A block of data
-----

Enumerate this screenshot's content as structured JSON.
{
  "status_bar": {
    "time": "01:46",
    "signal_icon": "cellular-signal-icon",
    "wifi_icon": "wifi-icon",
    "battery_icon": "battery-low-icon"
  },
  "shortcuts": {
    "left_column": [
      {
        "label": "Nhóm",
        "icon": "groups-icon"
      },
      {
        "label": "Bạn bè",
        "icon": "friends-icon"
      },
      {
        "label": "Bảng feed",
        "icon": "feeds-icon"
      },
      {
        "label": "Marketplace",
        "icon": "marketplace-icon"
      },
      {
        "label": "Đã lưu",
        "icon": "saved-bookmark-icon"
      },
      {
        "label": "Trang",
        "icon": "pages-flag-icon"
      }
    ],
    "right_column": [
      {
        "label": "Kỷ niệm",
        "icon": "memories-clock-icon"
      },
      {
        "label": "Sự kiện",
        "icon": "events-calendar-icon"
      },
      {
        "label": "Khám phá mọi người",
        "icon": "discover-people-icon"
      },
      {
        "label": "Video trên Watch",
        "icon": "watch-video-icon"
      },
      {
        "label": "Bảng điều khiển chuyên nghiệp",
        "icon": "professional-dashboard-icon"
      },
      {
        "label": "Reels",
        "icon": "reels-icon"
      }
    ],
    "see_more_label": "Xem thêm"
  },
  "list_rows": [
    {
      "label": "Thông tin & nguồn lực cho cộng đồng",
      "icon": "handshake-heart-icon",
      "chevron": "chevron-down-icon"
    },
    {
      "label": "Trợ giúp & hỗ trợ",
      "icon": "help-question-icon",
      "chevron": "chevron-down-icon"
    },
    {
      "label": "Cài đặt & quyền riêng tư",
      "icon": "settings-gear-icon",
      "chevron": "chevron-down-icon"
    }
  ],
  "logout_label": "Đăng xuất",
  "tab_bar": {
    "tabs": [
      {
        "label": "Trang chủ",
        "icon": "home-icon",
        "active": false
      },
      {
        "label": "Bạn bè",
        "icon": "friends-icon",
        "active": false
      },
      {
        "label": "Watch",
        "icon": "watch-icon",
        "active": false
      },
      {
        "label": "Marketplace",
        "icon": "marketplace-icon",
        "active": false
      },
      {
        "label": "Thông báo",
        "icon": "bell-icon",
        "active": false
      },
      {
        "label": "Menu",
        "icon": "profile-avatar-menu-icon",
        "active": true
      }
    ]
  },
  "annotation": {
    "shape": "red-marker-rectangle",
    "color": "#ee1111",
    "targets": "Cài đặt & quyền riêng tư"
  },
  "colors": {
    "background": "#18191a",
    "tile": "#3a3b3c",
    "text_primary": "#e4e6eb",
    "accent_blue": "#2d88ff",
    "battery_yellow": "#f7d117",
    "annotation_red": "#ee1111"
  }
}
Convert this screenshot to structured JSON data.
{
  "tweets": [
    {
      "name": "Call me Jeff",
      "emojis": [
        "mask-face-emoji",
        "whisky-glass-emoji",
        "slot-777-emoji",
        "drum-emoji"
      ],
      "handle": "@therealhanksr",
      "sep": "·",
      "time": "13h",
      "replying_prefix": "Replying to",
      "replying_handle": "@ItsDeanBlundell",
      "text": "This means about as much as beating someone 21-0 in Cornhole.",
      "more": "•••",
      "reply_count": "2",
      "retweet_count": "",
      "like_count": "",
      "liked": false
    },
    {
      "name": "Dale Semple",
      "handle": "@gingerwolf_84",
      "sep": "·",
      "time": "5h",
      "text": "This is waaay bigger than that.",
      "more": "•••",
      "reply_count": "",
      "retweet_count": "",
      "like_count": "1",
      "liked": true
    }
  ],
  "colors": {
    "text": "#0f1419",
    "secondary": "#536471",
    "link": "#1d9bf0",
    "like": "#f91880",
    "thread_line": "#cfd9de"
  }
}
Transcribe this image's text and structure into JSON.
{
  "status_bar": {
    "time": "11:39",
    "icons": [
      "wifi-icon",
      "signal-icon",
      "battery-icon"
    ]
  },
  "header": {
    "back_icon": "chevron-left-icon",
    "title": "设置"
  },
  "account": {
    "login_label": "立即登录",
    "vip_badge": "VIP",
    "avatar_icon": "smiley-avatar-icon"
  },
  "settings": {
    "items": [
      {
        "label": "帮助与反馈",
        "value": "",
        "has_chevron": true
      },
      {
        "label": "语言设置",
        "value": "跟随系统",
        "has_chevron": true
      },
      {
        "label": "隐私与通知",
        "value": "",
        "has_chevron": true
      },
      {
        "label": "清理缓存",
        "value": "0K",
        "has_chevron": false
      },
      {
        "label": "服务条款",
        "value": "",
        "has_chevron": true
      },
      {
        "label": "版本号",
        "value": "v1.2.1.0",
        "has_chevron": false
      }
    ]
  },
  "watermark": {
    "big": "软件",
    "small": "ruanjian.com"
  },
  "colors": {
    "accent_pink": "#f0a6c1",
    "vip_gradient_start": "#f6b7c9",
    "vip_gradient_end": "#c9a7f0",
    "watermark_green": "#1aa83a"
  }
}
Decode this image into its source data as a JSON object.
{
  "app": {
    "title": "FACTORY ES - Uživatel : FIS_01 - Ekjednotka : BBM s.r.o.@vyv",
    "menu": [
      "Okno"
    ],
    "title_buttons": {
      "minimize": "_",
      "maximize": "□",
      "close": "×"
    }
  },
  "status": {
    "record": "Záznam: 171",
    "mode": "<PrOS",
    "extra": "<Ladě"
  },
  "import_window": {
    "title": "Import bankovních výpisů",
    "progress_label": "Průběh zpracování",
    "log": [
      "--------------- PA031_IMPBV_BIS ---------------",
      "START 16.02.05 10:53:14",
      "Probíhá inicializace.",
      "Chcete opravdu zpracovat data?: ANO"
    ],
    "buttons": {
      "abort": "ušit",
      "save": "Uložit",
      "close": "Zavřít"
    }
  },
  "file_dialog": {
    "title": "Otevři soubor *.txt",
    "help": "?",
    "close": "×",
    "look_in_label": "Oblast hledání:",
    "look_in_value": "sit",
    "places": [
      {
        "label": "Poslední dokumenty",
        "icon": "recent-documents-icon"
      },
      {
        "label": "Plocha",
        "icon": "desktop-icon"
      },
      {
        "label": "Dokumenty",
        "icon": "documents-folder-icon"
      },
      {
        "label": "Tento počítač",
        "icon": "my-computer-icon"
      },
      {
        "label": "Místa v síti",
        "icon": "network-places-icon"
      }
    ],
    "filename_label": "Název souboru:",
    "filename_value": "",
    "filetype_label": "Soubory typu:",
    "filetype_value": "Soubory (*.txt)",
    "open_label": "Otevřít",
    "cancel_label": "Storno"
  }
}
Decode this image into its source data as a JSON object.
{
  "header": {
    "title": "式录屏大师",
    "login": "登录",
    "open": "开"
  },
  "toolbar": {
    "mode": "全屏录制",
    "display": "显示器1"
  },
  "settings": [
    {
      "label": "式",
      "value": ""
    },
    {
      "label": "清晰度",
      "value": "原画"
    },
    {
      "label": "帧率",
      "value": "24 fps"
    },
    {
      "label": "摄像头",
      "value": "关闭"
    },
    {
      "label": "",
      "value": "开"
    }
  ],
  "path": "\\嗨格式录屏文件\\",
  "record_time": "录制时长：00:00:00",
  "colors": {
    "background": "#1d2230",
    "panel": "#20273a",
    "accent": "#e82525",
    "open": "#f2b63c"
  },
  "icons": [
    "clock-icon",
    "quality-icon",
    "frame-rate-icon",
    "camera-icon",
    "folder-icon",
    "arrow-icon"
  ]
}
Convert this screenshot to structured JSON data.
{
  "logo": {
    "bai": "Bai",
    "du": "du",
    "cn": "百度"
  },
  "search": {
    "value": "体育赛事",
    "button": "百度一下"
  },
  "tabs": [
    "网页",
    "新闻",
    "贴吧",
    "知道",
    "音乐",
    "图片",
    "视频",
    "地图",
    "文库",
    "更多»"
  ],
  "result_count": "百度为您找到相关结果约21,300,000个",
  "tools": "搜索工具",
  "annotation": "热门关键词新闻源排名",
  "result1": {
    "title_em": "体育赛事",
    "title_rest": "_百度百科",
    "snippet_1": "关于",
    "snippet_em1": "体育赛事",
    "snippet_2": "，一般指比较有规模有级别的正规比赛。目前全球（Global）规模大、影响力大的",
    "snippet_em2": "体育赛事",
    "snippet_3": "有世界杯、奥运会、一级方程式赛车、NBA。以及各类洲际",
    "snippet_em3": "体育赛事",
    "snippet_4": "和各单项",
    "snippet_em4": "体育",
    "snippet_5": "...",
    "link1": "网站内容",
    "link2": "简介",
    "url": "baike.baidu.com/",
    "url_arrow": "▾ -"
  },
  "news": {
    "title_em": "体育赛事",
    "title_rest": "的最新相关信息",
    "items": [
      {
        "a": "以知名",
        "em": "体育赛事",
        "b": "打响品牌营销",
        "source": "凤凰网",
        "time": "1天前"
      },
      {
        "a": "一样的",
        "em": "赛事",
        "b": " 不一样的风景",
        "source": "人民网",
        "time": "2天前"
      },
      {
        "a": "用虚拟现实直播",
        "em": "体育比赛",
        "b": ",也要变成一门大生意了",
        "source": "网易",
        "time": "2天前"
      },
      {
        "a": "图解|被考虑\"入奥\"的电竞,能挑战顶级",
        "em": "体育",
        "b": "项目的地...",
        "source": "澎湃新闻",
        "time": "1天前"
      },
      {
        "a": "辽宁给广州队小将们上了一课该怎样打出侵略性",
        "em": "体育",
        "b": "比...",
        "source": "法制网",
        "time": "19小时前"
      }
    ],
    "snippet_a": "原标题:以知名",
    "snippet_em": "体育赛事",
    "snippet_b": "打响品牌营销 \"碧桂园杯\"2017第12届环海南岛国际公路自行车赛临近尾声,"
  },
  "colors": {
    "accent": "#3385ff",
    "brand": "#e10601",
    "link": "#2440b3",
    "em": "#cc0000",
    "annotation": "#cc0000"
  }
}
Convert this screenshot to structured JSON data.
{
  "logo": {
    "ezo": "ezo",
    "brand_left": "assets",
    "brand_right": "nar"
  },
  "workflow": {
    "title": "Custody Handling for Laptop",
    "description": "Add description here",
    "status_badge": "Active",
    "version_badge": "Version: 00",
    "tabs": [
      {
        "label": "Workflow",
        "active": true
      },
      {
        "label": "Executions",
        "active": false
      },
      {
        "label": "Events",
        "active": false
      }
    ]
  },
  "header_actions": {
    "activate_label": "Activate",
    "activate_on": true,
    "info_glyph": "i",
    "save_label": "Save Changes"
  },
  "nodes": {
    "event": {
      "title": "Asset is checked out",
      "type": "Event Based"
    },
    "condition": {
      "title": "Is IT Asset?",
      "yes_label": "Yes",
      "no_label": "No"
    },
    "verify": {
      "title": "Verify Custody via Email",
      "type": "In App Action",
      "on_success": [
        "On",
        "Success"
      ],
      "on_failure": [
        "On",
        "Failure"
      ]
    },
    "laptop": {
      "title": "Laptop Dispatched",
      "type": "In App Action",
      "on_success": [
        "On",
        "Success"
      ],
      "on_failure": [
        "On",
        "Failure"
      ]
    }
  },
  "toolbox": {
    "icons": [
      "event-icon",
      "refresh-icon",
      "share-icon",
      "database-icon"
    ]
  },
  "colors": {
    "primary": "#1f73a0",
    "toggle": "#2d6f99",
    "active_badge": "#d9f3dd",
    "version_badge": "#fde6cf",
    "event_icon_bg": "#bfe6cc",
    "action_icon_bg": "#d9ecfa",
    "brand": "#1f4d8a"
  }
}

-----

WHAT IS ASKED:
Identify and copy all lines with the word "documents".

SOLUTION TO THIS TASK:
        "icon": "recent-documents-icon"
        "icon": "documents-folder-icon"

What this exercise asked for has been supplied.